DO THIS
Copy every line that contains the string "title" from the entries below.

AVAILABLE RECORDS
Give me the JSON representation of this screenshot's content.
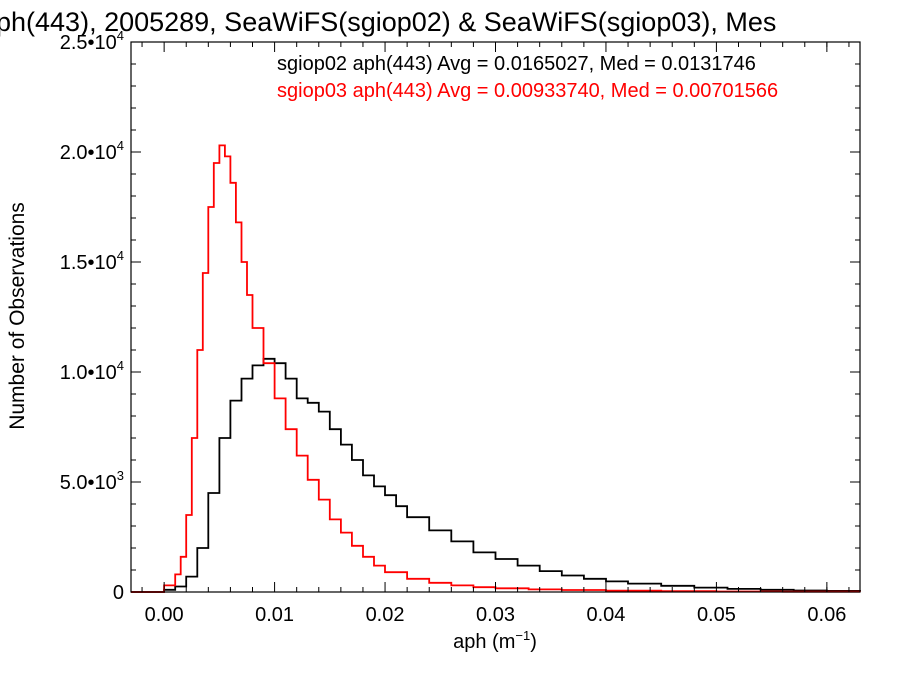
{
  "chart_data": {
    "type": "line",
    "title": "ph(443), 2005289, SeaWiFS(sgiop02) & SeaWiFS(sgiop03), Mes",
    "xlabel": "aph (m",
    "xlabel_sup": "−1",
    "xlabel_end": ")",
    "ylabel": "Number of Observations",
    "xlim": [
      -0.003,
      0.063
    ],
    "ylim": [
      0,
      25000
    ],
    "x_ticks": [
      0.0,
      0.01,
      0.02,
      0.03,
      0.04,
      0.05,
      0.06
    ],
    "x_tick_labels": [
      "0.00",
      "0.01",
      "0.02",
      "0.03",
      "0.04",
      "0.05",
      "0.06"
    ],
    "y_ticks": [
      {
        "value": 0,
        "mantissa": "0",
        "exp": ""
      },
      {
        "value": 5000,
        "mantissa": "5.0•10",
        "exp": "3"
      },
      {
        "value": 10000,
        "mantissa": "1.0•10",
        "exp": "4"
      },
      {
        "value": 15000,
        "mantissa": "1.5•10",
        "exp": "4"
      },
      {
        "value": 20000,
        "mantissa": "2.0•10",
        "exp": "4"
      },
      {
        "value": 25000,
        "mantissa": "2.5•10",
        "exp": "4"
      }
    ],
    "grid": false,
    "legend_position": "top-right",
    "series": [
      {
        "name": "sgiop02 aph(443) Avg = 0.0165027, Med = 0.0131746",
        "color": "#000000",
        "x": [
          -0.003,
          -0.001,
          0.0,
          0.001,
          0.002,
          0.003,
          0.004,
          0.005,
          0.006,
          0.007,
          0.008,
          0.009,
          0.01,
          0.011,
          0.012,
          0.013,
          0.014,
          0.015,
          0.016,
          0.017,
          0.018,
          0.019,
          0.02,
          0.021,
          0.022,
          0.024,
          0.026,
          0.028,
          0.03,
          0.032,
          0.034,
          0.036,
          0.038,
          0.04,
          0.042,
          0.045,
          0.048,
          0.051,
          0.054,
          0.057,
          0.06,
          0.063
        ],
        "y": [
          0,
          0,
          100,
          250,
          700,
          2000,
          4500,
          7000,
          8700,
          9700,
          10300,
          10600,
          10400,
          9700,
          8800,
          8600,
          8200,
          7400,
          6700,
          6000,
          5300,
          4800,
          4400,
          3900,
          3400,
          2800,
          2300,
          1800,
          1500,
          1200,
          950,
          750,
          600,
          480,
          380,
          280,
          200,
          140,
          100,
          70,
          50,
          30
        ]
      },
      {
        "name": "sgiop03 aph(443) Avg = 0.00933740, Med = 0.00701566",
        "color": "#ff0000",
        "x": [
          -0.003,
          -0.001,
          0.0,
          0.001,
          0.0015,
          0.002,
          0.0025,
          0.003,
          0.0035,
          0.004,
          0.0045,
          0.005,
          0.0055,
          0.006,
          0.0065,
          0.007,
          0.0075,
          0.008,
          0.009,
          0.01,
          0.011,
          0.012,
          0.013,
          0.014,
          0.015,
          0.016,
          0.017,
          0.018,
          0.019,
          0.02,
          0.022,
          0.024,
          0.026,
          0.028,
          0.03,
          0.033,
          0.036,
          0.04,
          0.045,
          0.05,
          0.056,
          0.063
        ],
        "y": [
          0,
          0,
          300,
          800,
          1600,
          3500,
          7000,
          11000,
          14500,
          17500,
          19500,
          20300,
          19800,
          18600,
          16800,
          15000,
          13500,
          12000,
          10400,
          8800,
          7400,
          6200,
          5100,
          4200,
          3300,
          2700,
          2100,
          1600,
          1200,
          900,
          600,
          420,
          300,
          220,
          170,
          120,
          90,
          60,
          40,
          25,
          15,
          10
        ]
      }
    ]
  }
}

...

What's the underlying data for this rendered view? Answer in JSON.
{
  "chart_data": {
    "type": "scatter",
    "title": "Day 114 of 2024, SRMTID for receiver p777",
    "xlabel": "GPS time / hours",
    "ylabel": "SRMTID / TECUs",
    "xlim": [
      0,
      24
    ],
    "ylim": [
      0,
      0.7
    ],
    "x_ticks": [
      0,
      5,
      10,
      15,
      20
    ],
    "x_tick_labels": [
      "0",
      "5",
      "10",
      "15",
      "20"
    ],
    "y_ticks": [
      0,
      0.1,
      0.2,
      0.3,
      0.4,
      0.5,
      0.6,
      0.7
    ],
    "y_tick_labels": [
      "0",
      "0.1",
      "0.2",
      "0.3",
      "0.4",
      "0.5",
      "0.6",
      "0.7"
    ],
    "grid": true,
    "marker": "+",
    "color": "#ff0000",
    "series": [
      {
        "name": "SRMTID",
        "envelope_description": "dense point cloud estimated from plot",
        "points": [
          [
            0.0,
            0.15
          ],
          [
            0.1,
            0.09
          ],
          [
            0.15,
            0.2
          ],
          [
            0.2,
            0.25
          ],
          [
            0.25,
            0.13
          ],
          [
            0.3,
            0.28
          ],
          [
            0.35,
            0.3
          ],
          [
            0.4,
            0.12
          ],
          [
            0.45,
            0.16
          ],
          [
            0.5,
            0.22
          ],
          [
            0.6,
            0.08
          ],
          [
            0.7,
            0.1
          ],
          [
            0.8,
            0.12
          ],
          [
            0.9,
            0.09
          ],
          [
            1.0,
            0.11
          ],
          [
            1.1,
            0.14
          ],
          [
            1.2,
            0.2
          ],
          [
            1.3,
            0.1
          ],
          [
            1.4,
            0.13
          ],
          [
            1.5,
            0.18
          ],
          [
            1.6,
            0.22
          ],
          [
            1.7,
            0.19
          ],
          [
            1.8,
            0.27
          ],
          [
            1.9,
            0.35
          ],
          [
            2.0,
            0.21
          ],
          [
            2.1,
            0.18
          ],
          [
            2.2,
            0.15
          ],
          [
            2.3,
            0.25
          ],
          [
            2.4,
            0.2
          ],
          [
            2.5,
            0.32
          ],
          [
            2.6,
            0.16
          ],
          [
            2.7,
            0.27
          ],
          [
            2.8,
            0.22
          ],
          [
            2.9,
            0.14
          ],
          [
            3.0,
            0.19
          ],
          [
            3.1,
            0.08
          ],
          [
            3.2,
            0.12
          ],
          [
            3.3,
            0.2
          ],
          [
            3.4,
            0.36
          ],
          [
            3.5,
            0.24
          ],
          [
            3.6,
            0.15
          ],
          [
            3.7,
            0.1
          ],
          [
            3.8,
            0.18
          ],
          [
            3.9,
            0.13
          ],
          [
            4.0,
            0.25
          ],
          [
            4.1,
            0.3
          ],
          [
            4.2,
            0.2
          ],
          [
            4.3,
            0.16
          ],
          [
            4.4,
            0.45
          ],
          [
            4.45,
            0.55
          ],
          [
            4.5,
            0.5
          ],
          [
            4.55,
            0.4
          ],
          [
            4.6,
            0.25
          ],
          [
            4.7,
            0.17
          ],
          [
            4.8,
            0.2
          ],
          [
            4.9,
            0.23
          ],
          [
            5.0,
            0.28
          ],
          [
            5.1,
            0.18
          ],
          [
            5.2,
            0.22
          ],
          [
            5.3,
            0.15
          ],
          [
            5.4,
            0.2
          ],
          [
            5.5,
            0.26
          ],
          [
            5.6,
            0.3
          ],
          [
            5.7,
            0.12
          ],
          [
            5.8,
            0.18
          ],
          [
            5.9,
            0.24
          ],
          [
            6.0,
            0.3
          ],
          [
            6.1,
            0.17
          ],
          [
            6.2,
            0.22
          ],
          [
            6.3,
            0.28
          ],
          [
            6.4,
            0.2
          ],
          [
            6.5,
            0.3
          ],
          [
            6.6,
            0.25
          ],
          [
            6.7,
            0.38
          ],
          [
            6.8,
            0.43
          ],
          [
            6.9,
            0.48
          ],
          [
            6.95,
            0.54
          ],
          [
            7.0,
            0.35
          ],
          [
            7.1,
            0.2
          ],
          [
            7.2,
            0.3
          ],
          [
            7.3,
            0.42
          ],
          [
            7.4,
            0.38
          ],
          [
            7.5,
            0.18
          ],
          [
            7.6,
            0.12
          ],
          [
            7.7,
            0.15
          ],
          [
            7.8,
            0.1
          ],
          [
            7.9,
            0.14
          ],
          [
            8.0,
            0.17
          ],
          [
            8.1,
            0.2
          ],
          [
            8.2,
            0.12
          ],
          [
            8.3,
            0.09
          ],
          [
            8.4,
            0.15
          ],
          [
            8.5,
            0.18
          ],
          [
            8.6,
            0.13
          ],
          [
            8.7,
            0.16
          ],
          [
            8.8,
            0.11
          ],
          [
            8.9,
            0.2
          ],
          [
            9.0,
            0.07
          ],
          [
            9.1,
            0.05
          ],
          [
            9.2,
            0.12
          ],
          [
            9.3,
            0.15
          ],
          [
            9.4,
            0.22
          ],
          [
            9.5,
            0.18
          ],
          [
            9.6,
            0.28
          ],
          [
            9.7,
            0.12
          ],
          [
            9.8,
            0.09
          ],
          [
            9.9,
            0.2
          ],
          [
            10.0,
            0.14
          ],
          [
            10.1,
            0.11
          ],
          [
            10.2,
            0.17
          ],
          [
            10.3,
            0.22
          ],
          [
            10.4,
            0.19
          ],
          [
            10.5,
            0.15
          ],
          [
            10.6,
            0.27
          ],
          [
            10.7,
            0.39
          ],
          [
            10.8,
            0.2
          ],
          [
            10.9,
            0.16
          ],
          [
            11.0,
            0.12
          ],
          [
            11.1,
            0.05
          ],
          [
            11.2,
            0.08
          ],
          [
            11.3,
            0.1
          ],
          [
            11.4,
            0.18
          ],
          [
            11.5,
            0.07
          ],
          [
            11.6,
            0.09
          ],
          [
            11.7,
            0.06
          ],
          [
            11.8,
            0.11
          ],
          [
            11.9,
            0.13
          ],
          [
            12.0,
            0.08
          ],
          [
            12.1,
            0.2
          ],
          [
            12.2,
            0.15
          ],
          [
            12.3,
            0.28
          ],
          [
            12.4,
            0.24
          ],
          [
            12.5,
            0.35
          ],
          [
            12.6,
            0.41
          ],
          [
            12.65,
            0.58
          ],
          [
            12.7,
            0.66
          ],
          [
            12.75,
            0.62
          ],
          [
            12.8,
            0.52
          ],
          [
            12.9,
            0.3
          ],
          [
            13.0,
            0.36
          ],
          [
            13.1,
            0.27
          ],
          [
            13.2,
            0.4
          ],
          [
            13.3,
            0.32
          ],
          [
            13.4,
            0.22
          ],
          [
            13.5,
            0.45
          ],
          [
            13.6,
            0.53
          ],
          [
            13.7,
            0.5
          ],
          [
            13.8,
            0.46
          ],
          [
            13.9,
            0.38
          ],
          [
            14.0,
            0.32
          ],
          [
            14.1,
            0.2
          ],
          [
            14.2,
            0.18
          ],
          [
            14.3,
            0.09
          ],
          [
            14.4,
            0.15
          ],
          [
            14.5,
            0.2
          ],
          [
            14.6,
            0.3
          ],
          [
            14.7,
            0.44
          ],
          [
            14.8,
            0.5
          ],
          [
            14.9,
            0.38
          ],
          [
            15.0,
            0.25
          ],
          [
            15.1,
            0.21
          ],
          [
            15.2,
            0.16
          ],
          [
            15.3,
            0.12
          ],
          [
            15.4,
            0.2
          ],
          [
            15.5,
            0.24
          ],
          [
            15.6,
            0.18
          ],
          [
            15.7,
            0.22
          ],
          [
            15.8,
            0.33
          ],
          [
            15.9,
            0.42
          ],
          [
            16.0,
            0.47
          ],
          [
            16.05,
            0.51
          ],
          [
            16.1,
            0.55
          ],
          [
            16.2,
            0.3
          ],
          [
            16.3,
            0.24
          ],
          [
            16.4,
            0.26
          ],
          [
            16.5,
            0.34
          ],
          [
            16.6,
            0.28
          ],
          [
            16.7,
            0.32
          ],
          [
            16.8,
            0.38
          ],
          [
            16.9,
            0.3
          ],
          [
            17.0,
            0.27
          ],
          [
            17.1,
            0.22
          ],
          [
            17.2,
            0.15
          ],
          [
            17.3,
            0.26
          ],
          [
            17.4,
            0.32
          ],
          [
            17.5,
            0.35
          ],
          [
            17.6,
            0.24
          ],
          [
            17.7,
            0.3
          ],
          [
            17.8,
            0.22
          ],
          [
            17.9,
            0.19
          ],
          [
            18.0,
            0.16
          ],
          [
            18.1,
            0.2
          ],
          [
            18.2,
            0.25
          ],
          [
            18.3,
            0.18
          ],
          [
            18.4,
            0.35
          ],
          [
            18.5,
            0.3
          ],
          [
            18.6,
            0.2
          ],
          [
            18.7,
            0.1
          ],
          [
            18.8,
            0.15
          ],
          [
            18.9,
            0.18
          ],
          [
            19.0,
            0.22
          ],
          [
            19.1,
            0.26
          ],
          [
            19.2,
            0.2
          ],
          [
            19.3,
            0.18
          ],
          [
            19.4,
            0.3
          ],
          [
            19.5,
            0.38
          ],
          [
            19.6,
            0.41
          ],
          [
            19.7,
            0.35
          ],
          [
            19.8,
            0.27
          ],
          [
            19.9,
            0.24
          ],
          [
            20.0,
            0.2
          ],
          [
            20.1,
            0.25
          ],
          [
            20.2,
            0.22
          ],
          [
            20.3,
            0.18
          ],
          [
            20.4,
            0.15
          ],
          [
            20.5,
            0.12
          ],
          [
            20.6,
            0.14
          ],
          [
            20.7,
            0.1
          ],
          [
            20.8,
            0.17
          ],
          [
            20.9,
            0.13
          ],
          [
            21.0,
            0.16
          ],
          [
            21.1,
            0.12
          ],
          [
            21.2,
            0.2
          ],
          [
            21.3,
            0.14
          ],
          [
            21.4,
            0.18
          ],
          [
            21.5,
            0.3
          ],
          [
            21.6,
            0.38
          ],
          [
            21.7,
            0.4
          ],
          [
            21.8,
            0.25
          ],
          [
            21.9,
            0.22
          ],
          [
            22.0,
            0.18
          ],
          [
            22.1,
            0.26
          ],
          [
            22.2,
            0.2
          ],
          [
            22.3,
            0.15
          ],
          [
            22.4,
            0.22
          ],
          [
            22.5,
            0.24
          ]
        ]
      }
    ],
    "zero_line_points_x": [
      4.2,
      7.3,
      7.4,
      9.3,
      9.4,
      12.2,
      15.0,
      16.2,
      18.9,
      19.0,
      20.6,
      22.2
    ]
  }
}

RESULT OF THE TASK
    "title": "ph(443), 2005289, SeaWiFS(sgiop02) & SeaWiFS(sgiop03), Mes",
    "title": "Day 114 of 2024, SRMTID for receiver p777",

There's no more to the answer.